Check every line of the material below, and show those that contain "adequate".
..........
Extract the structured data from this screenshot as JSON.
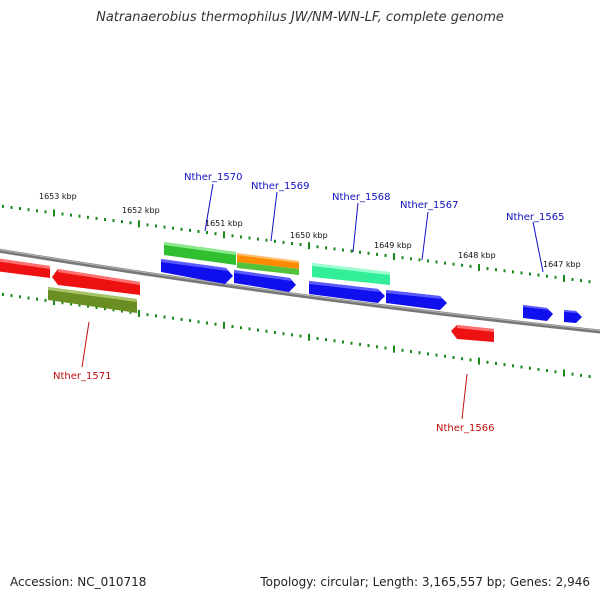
{
  "title": "Natranaerobius thermophilus JW/NM-WN-LF, complete genome",
  "footer": {
    "accession": "Accession: NC_010718",
    "summary": "Topology: circular; Length: 3,165,557 bp; Genes: 2,946"
  },
  "colors": {
    "backbone": "#808080",
    "tick": "#1a8a1a",
    "label_forward": "#1010c0",
    "label_reverse": "#c01010"
  },
  "scale_labels": [
    "1653 kbp",
    "1652 kbp",
    "1651 kbp",
    "1650 kbp",
    "1649 kbp",
    "1648 kbp",
    "1647 kbp"
  ],
  "gene_labels": [
    {
      "text": "Nther_1570",
      "strand": "forward"
    },
    {
      "text": "Nther_1569",
      "strand": "forward"
    },
    {
      "text": "Nther_1568",
      "strand": "forward"
    },
    {
      "text": "Nther_1567",
      "strand": "forward"
    },
    {
      "text": "Nther_1565",
      "strand": "forward"
    },
    {
      "text": "Nther_1571",
      "strand": "reverse"
    },
    {
      "text": "Nther_1566",
      "strand": "reverse"
    }
  ],
  "features": [
    {
      "name": "red-reverse-left-edge",
      "color": "#ee1111"
    },
    {
      "name": "red-reverse-gene-1",
      "color": "#ee1111"
    },
    {
      "name": "olive-reverse-gene-1571",
      "color": "#6b8e23"
    },
    {
      "name": "green-forward-gene-1570",
      "color": "#2fbf2f"
    },
    {
      "name": "blue-forward-cds-1570",
      "color": "#1010ee"
    },
    {
      "name": "orange-forward-gene-1569",
      "color": "#ff8c00"
    },
    {
      "name": "green-forward-gene-1569",
      "color": "#52c23a"
    },
    {
      "name": "blue-forward-cds-1569",
      "color": "#1010ee"
    },
    {
      "name": "teal-forward-gene-1568",
      "color": "#33ee99"
    },
    {
      "name": "blue-forward-cds-1568",
      "color": "#1010ee"
    },
    {
      "name": "blue-forward-cds-1567",
      "color": "#1010ee"
    },
    {
      "name": "red-reverse-gene-1566",
      "color": "#ee1111"
    },
    {
      "name": "blue-forward-cds-1565",
      "color": "#1010ee"
    },
    {
      "name": "blue-forward-cds-right",
      "color": "#1010ee"
    }
  ]
}
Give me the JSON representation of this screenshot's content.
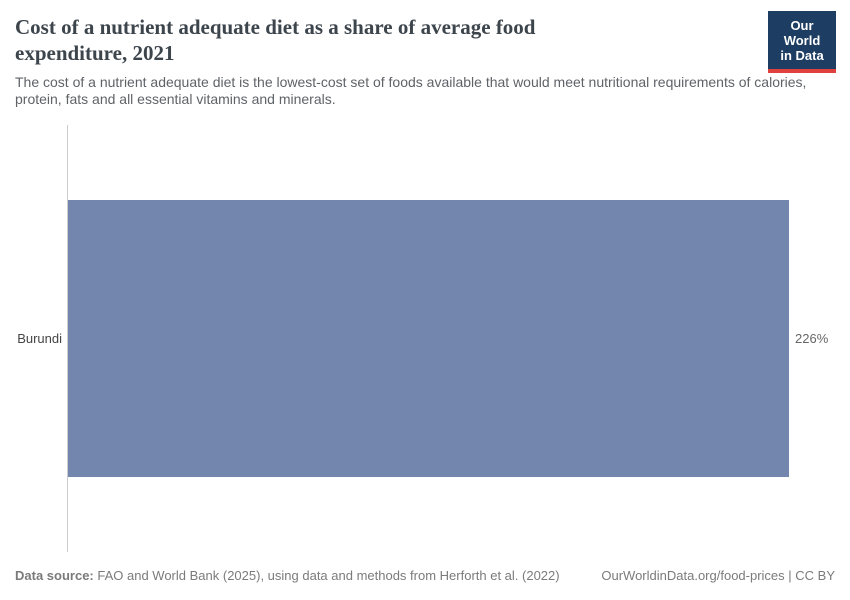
{
  "logo": {
    "line1": "Our World",
    "line2": "in Data"
  },
  "header": {
    "title": "Cost of a nutrient adequate diet as a share of average food expenditure, 2021",
    "subtitle": "The cost of a nutrient adequate diet is the lowest-cost set of foods available that would meet nutritional requirements of calories, protein, fats and all essential vitamins and minerals."
  },
  "chart_data": {
    "type": "bar",
    "orientation": "horizontal",
    "categories": [
      "Burundi"
    ],
    "values": [
      226
    ],
    "value_labels": [
      "226%"
    ],
    "value_suffix": "%",
    "xlim": [
      0,
      226
    ],
    "grid": false,
    "legend": "none",
    "bar_color": "#7286ae",
    "axis_line_color": "#cccccc"
  },
  "footer": {
    "source_label": "Data source:",
    "source_text": "FAO and World Bank (2025), using data and methods from Herforth et al. (2022)",
    "link": "OurWorldinData.org/food-prices | CC BY"
  },
  "colors": {
    "title": "#3d454c",
    "subtitle": "#5f6368",
    "logo_background": "#1d3d63",
    "logo_stripe": "#e0403e",
    "bar": "#7286ae"
  }
}
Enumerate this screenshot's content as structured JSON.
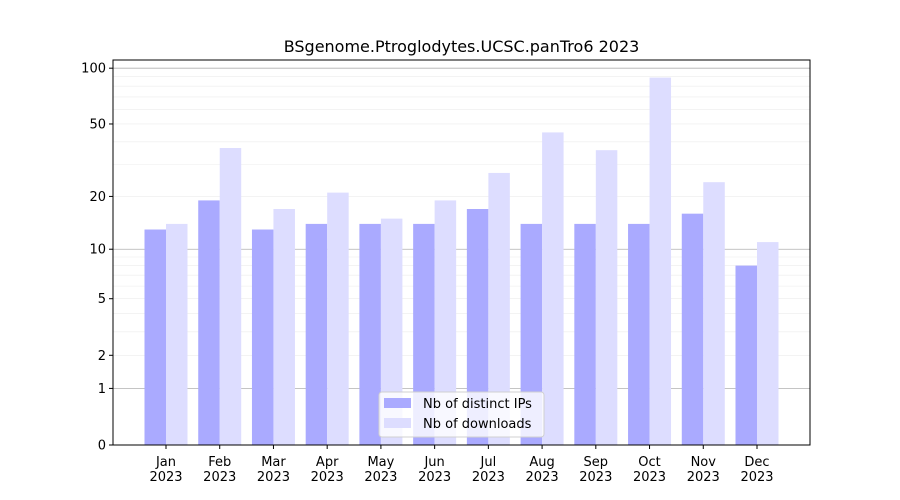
{
  "chart_data": {
    "type": "bar",
    "title": "BSgenome.Ptroglodytes.UCSC.panTro6 2023",
    "xlabel": "",
    "ylabel": "",
    "yscale": "log10(1+y)",
    "ylim": [
      0,
      110
    ],
    "yticks": [
      0,
      1,
      2,
      5,
      10,
      20,
      50,
      100
    ],
    "categories": [
      "Jan\n2023",
      "Feb\n2023",
      "Mar\n2023",
      "Apr\n2023",
      "May\n2023",
      "Jun\n2023",
      "Jul\n2023",
      "Aug\n2023",
      "Sep\n2023",
      "Oct\n2023",
      "Nov\n2023",
      "Dec\n2023"
    ],
    "series": [
      {
        "name": "Nb of distinct IPs",
        "color": "#aaaaff",
        "values": [
          13,
          19,
          13,
          14,
          14,
          14,
          17,
          14,
          14,
          14,
          16,
          8
        ]
      },
      {
        "name": "Nb of downloads",
        "color": "#ddddff",
        "values": [
          14,
          37,
          17,
          21,
          15,
          19,
          27,
          45,
          36,
          89,
          24,
          11
        ]
      }
    ],
    "legend": "bottom-center",
    "grid": true
  }
}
..........
- _Response box_
    "title": "Cost of a nutrient adequate diet as a share of average food expenditure, 2021",
    "subtitle": "The cost of a nutrient adequate diet is the lowest-cost set of foods available that would meet nutritional requirements of calories, protein, fats and all essential vitamins and minerals."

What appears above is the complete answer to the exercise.